GOAL –
Make an exact copy of all the data.

RECORD EXCERPTS –
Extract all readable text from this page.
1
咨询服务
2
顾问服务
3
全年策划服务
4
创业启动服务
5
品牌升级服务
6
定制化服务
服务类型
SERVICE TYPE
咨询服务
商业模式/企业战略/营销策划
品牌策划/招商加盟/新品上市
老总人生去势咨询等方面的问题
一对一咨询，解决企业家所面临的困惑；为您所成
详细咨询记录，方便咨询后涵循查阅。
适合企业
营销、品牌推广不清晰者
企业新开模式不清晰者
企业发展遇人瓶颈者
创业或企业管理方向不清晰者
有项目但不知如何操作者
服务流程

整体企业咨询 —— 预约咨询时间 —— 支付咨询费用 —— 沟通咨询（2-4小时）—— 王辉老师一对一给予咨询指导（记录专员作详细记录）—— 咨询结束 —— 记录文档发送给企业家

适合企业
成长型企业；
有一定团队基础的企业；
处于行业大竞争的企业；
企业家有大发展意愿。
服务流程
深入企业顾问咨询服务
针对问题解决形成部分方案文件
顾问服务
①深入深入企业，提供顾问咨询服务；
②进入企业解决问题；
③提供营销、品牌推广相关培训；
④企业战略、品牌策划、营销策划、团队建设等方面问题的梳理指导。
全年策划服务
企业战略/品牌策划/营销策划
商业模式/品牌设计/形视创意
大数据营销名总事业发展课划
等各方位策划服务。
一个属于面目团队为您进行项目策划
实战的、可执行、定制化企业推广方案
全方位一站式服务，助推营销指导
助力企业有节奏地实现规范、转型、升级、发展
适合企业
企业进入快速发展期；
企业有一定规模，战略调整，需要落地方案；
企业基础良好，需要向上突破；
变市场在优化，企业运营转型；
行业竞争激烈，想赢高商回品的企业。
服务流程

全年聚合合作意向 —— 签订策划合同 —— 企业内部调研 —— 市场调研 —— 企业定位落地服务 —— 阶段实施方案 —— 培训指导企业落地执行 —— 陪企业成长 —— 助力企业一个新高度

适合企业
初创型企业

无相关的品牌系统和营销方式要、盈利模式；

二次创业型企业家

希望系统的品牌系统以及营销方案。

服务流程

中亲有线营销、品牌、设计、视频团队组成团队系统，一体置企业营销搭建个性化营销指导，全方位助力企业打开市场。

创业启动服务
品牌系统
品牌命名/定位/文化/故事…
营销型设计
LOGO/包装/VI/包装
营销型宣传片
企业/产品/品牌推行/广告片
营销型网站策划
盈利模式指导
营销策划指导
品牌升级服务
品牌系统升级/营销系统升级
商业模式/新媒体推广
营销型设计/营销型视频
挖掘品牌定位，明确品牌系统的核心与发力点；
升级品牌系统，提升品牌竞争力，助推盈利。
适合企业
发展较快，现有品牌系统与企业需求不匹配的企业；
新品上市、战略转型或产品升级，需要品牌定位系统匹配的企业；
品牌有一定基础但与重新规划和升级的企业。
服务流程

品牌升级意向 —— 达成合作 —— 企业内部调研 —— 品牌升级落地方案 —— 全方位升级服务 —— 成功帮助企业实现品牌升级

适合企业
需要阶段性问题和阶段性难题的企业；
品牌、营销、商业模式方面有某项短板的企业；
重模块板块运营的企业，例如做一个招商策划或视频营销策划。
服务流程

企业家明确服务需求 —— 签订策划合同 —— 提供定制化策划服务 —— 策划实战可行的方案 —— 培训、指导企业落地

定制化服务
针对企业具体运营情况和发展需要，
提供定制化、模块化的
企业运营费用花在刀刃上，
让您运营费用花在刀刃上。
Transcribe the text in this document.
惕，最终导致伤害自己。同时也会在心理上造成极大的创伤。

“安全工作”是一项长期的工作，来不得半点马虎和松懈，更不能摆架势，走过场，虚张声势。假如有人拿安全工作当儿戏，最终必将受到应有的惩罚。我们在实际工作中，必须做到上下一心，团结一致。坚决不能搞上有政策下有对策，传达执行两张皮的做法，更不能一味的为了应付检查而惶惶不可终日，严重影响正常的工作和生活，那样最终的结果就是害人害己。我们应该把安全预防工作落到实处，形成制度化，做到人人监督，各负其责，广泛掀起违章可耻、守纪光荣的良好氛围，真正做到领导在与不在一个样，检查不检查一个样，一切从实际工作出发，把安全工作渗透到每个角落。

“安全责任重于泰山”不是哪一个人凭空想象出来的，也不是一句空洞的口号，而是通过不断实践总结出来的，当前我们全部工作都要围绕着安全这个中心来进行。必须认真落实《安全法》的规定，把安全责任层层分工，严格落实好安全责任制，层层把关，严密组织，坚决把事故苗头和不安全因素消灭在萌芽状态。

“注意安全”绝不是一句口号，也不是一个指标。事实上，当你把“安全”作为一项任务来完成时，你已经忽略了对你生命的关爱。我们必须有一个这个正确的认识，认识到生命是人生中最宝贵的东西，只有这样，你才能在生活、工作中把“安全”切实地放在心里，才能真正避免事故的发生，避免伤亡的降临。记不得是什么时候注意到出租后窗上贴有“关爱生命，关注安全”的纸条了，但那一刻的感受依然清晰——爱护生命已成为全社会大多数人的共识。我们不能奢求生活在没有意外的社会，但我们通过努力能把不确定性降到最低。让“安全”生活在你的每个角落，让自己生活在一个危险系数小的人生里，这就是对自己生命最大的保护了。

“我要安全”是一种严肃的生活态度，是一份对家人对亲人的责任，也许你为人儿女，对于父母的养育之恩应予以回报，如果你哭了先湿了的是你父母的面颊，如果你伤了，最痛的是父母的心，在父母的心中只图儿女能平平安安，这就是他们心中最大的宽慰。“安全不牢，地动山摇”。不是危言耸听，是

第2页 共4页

SOLUTION TO THE PROBLEM –
Extract all readable text from this page.
1
咨询服务
2
顾问服务
3
全年策划服务
4
创业启动服务
5
品牌升级服务
6
定制化服务
服务类型
SERVICE TYPE
咨询服务
商业模式/企业战略/营销策划
品牌策划/招商加盟/新品上市
老总人生去势咨询等方面的问题
一对一咨询，解决企业家所面临的困惑；为您所成
详细咨询记录，方便咨询后涵循查阅。
适合企业
营销、品牌推广不清晰者
企业新开模式不清晰者
企业发展遇人瓶颈者
创业或企业管理方向不清晰者
有项目但不知如何操作者
服务流程

整体企业咨询 —— 预约咨询时间 —— 支付咨询费用 —— 沟通咨询（2-4小时）—— 王辉老师一对一给予咨询指导（记录专员作详细记录）—— 咨询结束 —— 记录文档发送给企业家

适合企业
成长型企业；
有一定团队基础的企业；
处于行业大竞争的企业；
企业家有大发展意愿。
服务流程
深入企业顾问咨询服务
针对问题解决形成部分方案文件
顾问服务
①深入深入企业，提供顾问咨询服务；
②进入企业解决问题；
③提供营销、品牌推广相关培训；
④企业战略、品牌策划、营销策划、团队建设等方面问题的梳理指导。
全年策划服务
企业战略/品牌策划/营销策划
商业模式/品牌设计/形视创意
大数据营销名总事业发展课划
等各方位策划服务。
一个属于面目团队为您进行项目策划
实战的、可执行、定制化企业推广方案
全方位一站式服务，助推营销指导
助力企业有节奏地实现规范、转型、升级、发展
适合企业
企业进入快速发展期；
企业有一定规模，战略调整，需要落地方案；
企业基础良好，需要向上突破；
变市场在优化，企业运营转型；
行业竞争激烈，想赢高商回品的企业。
服务流程

全年聚合合作意向 —— 签订策划合同 —— 企业内部调研 —— 市场调研 —— 企业定位落地服务 —— 阶段实施方案 —— 培训指导企业落地执行 —— 陪企业成长 —— 助力企业一个新高度

适合企业
初创型企业

无相关的品牌系统和营销方式要、盈利模式；

二次创业型企业家

希望系统的品牌系统以及营销方案。

服务流程

中亲有线营销、品牌、设计、视频团队组成团队系统，一体置企业营销搭建个性化营销指导，全方位助力企业打开市场。

创业启动服务
品牌系统
品牌命名/定位/文化/故事…
营销型设计
LOGO/包装/VI/包装
营销型宣传片
企业/产品/品牌推行/广告片
营销型网站策划
盈利模式指导
营销策划指导
品牌升级服务
品牌系统升级/营销系统升级
商业模式/新媒体推广
营销型设计/营销型视频
挖掘品牌定位，明确品牌系统的核心与发力点；
升级品牌系统，提升品牌竞争力，助推盈利。
适合企业
发展较快，现有品牌系统与企业需求不匹配的企业；
新品上市、战略转型或产品升级，需要品牌定位系统匹配的企业；
品牌有一定基础但与重新规划和升级的企业。
服务流程

品牌升级意向 —— 达成合作 —— 企业内部调研 —— 品牌升级落地方案 —— 全方位升级服务 —— 成功帮助企业实现品牌升级

适合企业
需要阶段性问题和阶段性难题的企业；
品牌、营销、商业模式方面有某项短板的企业；
重模块板块运营的企业，例如做一个招商策划或视频营销策划。
服务流程

企业家明确服务需求 —— 签订策划合同 —— 提供定制化策划服务 —— 策划实战可行的方案 —— 培训、指导企业落地

定制化服务
针对企业具体运营情况和发展需要，
提供定制化、模块化的
企业运营费用花在刀刃上，
让您运营费用花在刀刃上。
Transcribe the text in this document.
惕，最终导致伤害自己。同时也会在心理上造成极大的创伤。

“安全工作”是一项长期的工作，来不得半点马虎和松懈，更不能摆架势，走过场，虚张声势。假如有人拿安全工作当儿戏，最终必将受到应有的惩罚。我们在实际工作中，必须做到上下一心，团结一致。坚决不能搞上有政策下有对策，传达执行两张皮的做法，更不能一味的为了应付检查而惶惶不可终日，严重影响正常的工作和生活，那样最终的结果就是害人害己。我们应该把安全预防工作落到实处，形成制度化，做到人人监督，各负其责，广泛掀起违章可耻、守纪光荣的良好氛围，真正做到领导在与不在一个样，检查不检查一个样，一切从实际工作出发，把安全工作渗透到每个角落。

“安全责任重于泰山”不是哪一个人凭空想象出来的，也不是一句空洞的口号，而是通过不断实践总结出来的，当前我们全部工作都要围绕着安全这个中心来进行。必须认真落实《安全法》的规定，把安全责任层层分工，严格落实好安全责任制，层层把关，严密组织，坚决把事故苗头和不安全因素消灭在萌芽状态。

“注意安全”绝不是一句口号，也不是一个指标。事实上，当你把“安全”作为一项任务来完成时，你已经忽略了对你生命的关爱。我们必须有一个这个正确的认识，认识到生命是人生中最宝贵的东西，只有这样，你才能在生活、工作中把“安全”切实地放在心里，才能真正避免事故的发生，避免伤亡的降临。记不得是什么时候注意到出租后窗上贴有“关爱生命，关注安全”的纸条了，但那一刻的感受依然清晰——爱护生命已成为全社会大多数人的共识。我们不能奢求生活在没有意外的社会，但我们通过努力能把不确定性降到最低。让“安全”生活在你的每个角落，让自己生活在一个危险系数小的人生里，这就是对自己生命最大的保护了。

“我要安全”是一种严肃的生活态度，是一份对家人对亲人的责任，也许你为人儿女，对于父母的养育之恩应予以回报，如果你哭了先湿了的是你父母的面颊，如果你伤了，最痛的是父母的心，在父母的心中只图儿女能平平安安，这就是他们心中最大的宽慰。“安全不牢，地动山摇”。不是危言耸听，是

第2页 共4页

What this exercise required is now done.